What is required ▸ Return every line of the material below unchanged, character for character.

Dataset rows ▸
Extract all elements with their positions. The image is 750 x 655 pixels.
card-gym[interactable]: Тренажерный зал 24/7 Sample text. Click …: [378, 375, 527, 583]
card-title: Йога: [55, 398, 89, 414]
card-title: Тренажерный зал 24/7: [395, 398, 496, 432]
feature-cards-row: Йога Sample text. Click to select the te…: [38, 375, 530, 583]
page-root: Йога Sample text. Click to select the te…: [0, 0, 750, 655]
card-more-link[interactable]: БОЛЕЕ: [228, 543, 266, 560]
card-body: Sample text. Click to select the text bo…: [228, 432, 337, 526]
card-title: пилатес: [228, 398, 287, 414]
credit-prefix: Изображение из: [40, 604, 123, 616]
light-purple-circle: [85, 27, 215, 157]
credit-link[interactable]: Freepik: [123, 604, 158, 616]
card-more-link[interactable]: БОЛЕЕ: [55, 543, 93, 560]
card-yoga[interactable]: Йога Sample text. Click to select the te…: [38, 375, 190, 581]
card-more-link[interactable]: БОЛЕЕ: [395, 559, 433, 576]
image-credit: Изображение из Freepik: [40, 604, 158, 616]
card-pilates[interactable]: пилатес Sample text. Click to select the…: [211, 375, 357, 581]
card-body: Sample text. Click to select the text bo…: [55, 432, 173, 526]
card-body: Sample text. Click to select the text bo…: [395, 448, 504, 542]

Answer to the problem ▸
Extract all elements with their positions. The image is 750 x 655 pixels.
card-gym[interactable]: Тренажерный зал 24/7 Sample text. Click …: [378, 375, 527, 583]
card-title: Йога: [55, 398, 89, 414]
card-title: Тренажерный зал 24/7: [395, 398, 496, 432]
feature-cards-row: Йога Sample text. Click to select the te…: [38, 375, 530, 583]
page-root: Йога Sample text. Click to select the te…: [0, 0, 750, 655]
card-more-link[interactable]: БОЛЕЕ: [228, 543, 266, 560]
card-body: Sample text. Click to select the text bo…: [228, 432, 337, 526]
card-title: пилатес: [228, 398, 287, 414]
credit-prefix: Изображение из: [40, 604, 123, 616]
light-purple-circle: [85, 27, 215, 157]
credit-link[interactable]: Freepik: [123, 604, 158, 616]
card-more-link[interactable]: БОЛЕЕ: [55, 543, 93, 560]
card-yoga[interactable]: Йога Sample text. Click to select the te…: [38, 375, 190, 581]
card-more-link[interactable]: БОЛЕЕ: [395, 559, 433, 576]
image-credit: Изображение из Freepik: [40, 604, 158, 616]
card-pilates[interactable]: пилатес Sample text. Click to select the…: [211, 375, 357, 581]
card-body: Sample text. Click to select the text bo…: [55, 432, 173, 526]
card-body: Sample text. Click to select the text bo…: [395, 448, 504, 542]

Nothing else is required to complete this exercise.